__Rows from a figure dataset__.

┄┄┄┄┄┄

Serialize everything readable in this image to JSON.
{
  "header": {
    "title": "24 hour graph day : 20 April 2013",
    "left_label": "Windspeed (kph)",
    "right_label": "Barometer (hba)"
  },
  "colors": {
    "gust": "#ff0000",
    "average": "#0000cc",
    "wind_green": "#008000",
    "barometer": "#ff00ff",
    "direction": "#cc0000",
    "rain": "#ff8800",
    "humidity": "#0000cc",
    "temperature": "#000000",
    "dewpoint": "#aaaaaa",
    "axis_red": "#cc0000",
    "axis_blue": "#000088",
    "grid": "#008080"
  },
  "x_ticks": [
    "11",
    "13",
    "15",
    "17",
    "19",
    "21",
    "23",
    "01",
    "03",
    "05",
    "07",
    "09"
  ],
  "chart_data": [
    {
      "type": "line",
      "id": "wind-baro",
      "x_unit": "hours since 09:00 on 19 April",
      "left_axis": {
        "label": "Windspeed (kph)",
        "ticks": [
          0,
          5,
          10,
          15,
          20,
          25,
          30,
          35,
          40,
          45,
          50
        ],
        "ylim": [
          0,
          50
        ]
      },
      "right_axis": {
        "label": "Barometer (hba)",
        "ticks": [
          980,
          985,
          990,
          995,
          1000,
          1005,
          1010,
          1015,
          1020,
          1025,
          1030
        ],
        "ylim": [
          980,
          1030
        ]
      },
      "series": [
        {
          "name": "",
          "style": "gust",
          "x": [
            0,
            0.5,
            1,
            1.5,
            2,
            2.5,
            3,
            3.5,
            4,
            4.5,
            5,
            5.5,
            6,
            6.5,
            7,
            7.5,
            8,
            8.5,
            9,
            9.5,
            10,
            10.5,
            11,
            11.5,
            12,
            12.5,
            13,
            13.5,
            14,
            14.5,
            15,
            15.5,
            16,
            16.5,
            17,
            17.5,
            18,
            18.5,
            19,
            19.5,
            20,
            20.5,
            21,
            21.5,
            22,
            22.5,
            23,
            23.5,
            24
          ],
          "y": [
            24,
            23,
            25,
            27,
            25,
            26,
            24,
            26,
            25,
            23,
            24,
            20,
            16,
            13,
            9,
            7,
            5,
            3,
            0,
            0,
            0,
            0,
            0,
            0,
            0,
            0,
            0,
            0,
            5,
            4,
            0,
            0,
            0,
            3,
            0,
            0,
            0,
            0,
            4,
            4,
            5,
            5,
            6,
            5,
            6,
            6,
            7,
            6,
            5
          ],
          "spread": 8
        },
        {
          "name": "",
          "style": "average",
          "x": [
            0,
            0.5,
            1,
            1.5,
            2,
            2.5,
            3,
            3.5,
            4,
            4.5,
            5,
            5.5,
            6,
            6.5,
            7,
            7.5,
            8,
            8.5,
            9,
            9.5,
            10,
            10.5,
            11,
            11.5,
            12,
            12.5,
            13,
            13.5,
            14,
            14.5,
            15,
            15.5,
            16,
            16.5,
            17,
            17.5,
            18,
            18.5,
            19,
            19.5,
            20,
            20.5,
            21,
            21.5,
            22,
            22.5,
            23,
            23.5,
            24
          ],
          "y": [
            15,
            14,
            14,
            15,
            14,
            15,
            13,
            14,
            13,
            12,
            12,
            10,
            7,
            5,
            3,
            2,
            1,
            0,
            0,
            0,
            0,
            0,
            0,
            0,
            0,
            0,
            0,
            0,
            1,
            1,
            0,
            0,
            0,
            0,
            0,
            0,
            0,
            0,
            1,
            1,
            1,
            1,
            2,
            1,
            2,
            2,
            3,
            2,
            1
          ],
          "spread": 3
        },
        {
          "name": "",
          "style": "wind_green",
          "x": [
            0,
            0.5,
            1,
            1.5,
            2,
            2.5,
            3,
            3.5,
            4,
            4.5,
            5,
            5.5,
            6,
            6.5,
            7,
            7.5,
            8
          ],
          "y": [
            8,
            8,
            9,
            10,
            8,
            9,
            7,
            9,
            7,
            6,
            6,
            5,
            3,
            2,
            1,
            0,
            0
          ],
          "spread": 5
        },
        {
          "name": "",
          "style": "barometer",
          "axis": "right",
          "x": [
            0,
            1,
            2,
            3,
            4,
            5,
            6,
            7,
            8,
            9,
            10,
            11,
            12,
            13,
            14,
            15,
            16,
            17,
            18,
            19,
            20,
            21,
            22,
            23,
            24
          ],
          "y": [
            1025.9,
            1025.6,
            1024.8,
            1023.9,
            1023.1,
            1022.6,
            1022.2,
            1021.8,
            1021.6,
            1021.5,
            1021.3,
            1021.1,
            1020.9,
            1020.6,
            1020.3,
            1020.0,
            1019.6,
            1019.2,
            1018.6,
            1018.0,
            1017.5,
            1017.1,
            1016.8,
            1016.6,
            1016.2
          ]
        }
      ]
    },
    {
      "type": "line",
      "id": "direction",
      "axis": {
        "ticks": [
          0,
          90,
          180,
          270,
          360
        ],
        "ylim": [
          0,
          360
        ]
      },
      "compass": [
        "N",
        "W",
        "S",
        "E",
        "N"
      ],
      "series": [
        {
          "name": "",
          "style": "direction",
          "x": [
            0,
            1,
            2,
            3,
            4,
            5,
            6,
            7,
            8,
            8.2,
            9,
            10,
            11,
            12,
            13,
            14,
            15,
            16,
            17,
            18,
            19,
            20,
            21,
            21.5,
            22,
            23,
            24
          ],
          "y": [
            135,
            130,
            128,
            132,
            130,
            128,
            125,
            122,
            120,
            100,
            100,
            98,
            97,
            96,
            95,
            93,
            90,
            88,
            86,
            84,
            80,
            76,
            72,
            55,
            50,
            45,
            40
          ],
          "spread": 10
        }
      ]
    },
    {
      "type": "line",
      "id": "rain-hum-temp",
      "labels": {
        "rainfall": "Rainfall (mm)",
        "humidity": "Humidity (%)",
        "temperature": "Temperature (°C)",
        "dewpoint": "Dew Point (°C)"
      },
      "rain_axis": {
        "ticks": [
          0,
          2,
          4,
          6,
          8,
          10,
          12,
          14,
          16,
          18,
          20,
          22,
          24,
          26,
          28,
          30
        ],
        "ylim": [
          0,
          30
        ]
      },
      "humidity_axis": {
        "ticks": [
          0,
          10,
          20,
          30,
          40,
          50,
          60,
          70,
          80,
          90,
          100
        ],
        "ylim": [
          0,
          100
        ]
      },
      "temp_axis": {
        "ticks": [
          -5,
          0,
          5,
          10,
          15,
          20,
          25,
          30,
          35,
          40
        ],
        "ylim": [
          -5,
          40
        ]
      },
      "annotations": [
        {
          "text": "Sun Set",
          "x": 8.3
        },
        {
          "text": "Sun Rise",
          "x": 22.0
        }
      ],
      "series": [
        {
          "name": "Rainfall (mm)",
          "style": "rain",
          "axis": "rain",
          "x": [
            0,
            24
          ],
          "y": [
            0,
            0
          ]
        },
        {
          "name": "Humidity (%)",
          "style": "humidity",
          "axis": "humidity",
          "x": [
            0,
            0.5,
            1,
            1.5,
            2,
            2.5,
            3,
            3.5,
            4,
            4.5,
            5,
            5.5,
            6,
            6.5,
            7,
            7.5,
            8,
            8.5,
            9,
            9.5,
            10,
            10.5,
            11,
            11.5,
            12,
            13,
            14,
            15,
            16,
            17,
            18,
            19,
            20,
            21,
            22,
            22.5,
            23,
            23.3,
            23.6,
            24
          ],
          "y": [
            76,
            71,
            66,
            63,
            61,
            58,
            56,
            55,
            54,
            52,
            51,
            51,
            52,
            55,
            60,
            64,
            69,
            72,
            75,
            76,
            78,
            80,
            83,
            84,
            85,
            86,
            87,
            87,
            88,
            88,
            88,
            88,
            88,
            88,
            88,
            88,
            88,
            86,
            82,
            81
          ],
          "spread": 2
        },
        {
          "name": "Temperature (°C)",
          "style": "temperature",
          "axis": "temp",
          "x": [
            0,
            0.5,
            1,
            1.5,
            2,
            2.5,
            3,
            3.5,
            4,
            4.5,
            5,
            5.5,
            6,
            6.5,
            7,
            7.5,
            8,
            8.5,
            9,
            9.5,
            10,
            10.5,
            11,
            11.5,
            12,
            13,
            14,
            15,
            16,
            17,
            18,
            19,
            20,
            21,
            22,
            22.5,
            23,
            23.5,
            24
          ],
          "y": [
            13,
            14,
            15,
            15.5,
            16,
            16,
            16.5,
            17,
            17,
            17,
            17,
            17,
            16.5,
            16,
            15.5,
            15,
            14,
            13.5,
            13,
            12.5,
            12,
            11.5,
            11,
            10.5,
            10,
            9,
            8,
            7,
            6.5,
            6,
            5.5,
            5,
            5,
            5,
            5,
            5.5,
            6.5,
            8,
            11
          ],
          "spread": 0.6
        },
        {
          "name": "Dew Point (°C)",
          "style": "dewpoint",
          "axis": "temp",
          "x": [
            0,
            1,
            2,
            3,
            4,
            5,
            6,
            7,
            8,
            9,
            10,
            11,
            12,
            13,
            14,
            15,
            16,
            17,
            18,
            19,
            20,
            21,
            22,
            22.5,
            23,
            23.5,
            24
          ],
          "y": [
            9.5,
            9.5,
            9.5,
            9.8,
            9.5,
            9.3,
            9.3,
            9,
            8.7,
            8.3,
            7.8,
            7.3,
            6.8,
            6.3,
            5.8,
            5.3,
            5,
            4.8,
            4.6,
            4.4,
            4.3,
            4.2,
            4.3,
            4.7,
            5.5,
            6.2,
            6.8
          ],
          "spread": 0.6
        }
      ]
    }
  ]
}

┄┄┄┄┄┄

__Directions__. Find every line that has "style" in it, then return those lines.

__Finished answer__.
          "style": "gust",
          "style": "average",
          "style": "wind_green",
          "style": "barometer",
          "style": "direction",
          "style": "rain",
          "style": "humidity",
          "style": "temperature",
          "style": "dewpoint",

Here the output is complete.